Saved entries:

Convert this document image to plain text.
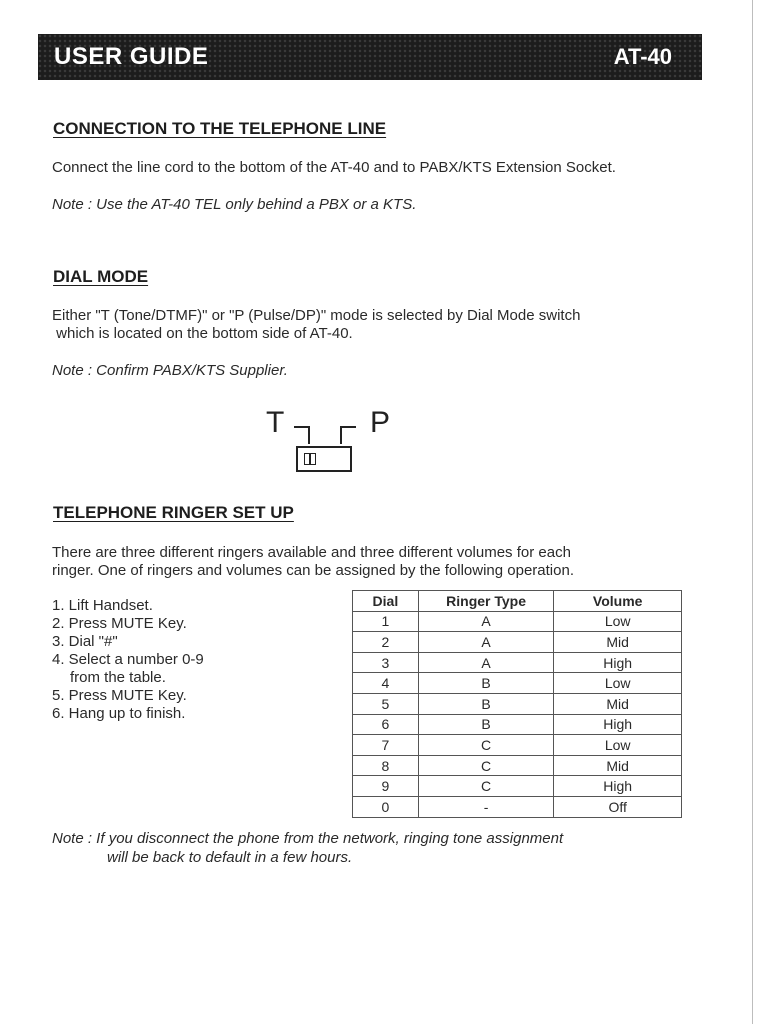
USER GUIDE	AT-40
CONNECTION TO THE TELEPHONE LINE
Connect the line cord to the bottom of the AT-40 and to PABX/KTS Extension Socket.
Note : Use the AT-40 TEL only behind a PBX or a KTS.
DIAL MODE
Either "T (Tone/DTMF)" or "P (Pulse/DP)" mode is selected by Dial Mode switch
which is located on the bottom side of AT-40.
Note : Confirm PABX/KTS Supplier.
T	P
TELEPHONE RINGER SET UP
There are three different ringers available and three different volumes for each
ringer. One of ringers and volumes can be assigned by the following operation.
1. Lift Handset.
2. Press MUTE Key.
3. Dial "#"
4. Select a number 0-9
from the table.
5. Press MUTE Key.
6. Hang up to finish.
Dial	Ringer Type	Volume
1	A	Low
2	A	Mid
3	A	High
4	B	Low
5	B	Mid
6	B	High
7	C	Low
8	C	Mid
9	C	High
0	-	Off
Note : If you disconnect the phone from the network, ringing tone assignment
will be back to default in a few hours.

Problem to solve >> Return each full line of the entries that contains the word "from".

Task solution >>
from the table.
Note : If you disconnect the phone from the network, ringing tone assignment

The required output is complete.